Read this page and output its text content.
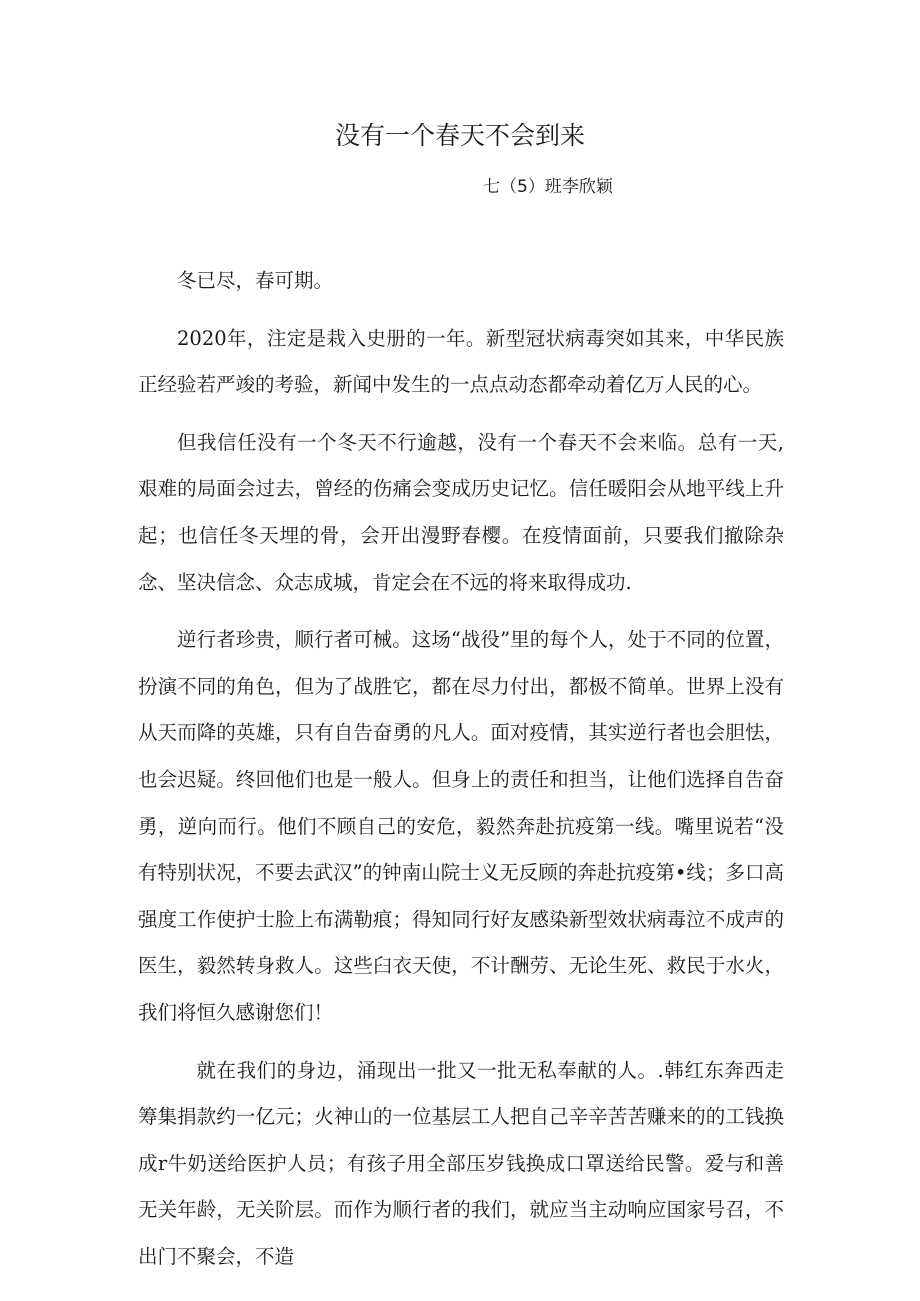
没有一个春天不会到来
七（5）班李欣颖

冬已尽，春可期。

2020年，注定是栽入史册的一年。新型冠状病毒突如其来，中华民族正经验若严竣的考验，新闻中发生的一点点动态都牵动着亿万人民的心。

但我信任没有一个冬天不行逾越，没有一个春天不会来临。总有一天,艰难的局面会过去，曾经的伤痛会变成历史记忆。信任暖阳会从地平线上升起；也信任冬天埋的骨，会开出漫野春樱。在疫情面前，只要我们撤除杂念、坚决信念、众志成城，肯定会在不远的将来取得成功.

逆行者珍贵，顺行者可械。这场“战役”里的每个人，处于不同的位置，扮演不同的角色，但为了战胜它，都在尽力付出，都极不简单。世界上没有从天而降的英雄，只有自告奋勇的凡人。面对疫情，其实逆行者也会胆怯，也会迟疑。终回他们也是一般人。但身上的责任和担当，让他们选择自告奋勇，逆向而行。他们不顾自己的安危，毅然奔赴抗疫第一线。嘴里说若“没有特别状况，不要去武汉”的钟南山院士义无反顾的奔赴抗疫第•线；多口高强度工作使护士脸上布满勒痕；得知同行好友感染新型效状病毒泣不成声的医生，毅然转身救人。这些臼衣天使，不计酬劳、无论生死、救民于水火，我们将恒久感谢您们！

就在我们的身边，涌现出一批又一批无私奉献的人。.韩红东奔西走筹集捐款约一亿元；火神山的一位基层工人把自己辛辛苦苦赚来的的工钱换成r牛奶送给医护人员；有孩子用全部压岁钱换成口罩送给民警。爱与和善无关年龄，无关阶层。而作为顺行者的我们，就应当主动响应国家号召，不出门不聚会，不造
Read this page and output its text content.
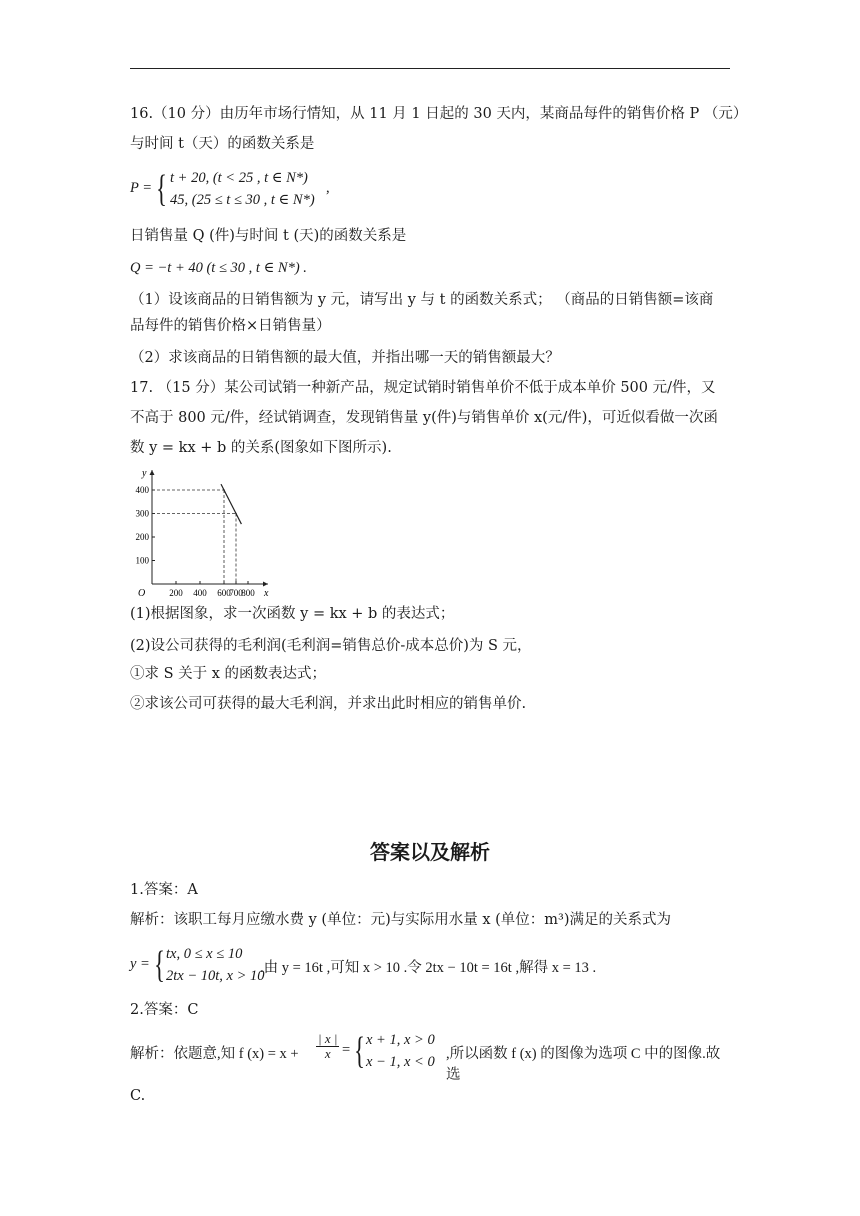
16.（10 分）由历年市场行情知，从 11 月 1 日起的 30 天内，某商品每件的销售价格 P （元）
与时间 t（天）的函数关系是
P = { t + 20, (t < 25 , t ∈ N*)
45, (25 ≤ t ≤ 30 , t ∈ N*)
,
日销售量 Q (件)与时间 t (天)的函数关系是
Q = −t + 40 (t ≤ 30 , t ∈ N*) .
（1）设该商品的日销售额为 y 元，请写出 y 与 t 的函数关系式； （商品的日销售额=该商
品每件的销售价格×日销售量）
（2）求该商品的日销售额的最大值，并指出哪一天的销售额最大？
17. （15 分）某公司试销一种新产品，规定试销时销售单价不低于成本单价 500 元/件，又
不高于 800 元/件，经试销调查，发现销售量 y(件)与销售单价 x(元/件)，可近似看做一次函
数 y = kx + b 的关系(图象如下图所示).
x
y
O
100
200
300
400
200 400 600
700
800
(1)根据图象，求一次函数 y = kx + b 的表达式；
(2)设公司获得的毛利润(毛利润=销售总价-成本总价)为 S 元，
①求 S 关于 x 的函数表达式；
②求该公司可获得的最大毛利润，并求出此时相应的销售单价.
答案以及解析
1.答案：A
解析：该职工每月应缴水费 y (单位：元)与实际用水量 x (单位：m³)满足的关系式为
y = { tx, 0 ≤ x ≤ 10
2tx − 10t, x > 10
.由 y = 16t ,可知 x > 10 .令 2tx − 10t = 16t ,解得 x = 13 .
2.答案：C
解析：依题意,知 f $(x) = x + \frac{| x |}{x}$ = { x + 1, x > 0
x − 1, x < 0 ,所以函数 f (x) 的图像为选项 C 中的图像.故选
C.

■ **Do this**
From the records given above, reproduce all text exactly and exclude each picture.

■ **Expected answer**
Read this page and output its text content.
没有一个春天不会到来
七（5）班李欣颖

冬已尽，春可期。

2020年，注定是栽入史册的一年。新型冠状病毒突如其来，中华民族正经验若严竣的考验，新闻中发生的一点点动态都牵动着亿万人民的心。

但我信任没有一个冬天不行逾越，没有一个春天不会来临。总有一天,艰难的局面会过去，曾经的伤痛会变成历史记忆。信任暖阳会从地平线上升起；也信任冬天埋的骨，会开出漫野春樱。在疫情面前，只要我们撤除杂念、坚决信念、众志成城，肯定会在不远的将来取得成功.

逆行者珍贵，顺行者可械。这场“战役”里的每个人，处于不同的位置，扮演不同的角色，但为了战胜它，都在尽力付出，都极不简单。世界上没有从天而降的英雄，只有自告奋勇的凡人。面对疫情，其实逆行者也会胆怯，也会迟疑。终回他们也是一般人。但身上的责任和担当，让他们选择自告奋勇，逆向而行。他们不顾自己的安危，毅然奔赴抗疫第一线。嘴里说若“没有特别状况，不要去武汉”的钟南山院士义无反顾的奔赴抗疫第•线；多口高强度工作使护士脸上布满勒痕；得知同行好友感染新型效状病毒泣不成声的医生，毅然转身救人。这些臼衣天使，不计酬劳、无论生死、救民于水火，我们将恒久感谢您们！

就在我们的身边，涌现出一批又一批无私奉献的人。.韩红东奔西走筹集捐款约一亿元；火神山的一位基层工人把自己辛辛苦苦赚来的的工钱换成r牛奶送给医护人员；有孩子用全部压岁钱换成口罩送给民警。爱与和善无关年龄，无关阶层。而作为顺行者的我们，就应当主动响应国家号召，不出门不聚会，不造
Read this page and output its text content.
16.（10 分）由历年市场行情知，从 11 月 1 日起的 30 天内，某商品每件的销售价格 P （元）
与时间 t（天）的函数关系是
P = { t + 20, (t < 25 , t ∈ N*)
45, (25 ≤ t ≤ 30 , t ∈ N*)
,
日销售量 Q (件)与时间 t (天)的函数关系是
Q = −t + 40 (t ≤ 30 , t ∈ N*) .
（1）设该商品的日销售额为 y 元，请写出 y 与 t 的函数关系式； （商品的日销售额=该商
品每件的销售价格×日销售量）
（2）求该商品的日销售额的最大值，并指出哪一天的销售额最大？
17. （15 分）某公司试销一种新产品，规定试销时销售单价不低于成本单价 500 元/件，又
不高于 800 元/件，经试销调查，发现销售量 y(件)与销售单价 x(元/件)，可近似看做一次函
数 y = kx + b 的关系(图象如下图所示).
x
y
O
100
200
300
400
200 400 600
700
800
(1)根据图象，求一次函数 y = kx + b 的表达式；
(2)设公司获得的毛利润(毛利润=销售总价-成本总价)为 S 元，
①求 S 关于 x 的函数表达式；
②求该公司可获得的最大毛利润，并求出此时相应的销售单价.
答案以及解析
1.答案：A
解析：该职工每月应缴水费 y (单位：元)与实际用水量 x (单位：m³)满足的关系式为
y = { tx, 0 ≤ x ≤ 10
2tx − 10t, x > 10
.由 y = 16t ,可知 x > 10 .令 2tx − 10t = 16t ,解得 x = 13 .
2.答案：C
解析：依题意,知 f $(x) = x + \frac{| x |}{x}$ = { x + 1, x > 0
x − 1, x < 0 ,所以函数 f (x) 的图像为选项 C 中的图像.故选
C.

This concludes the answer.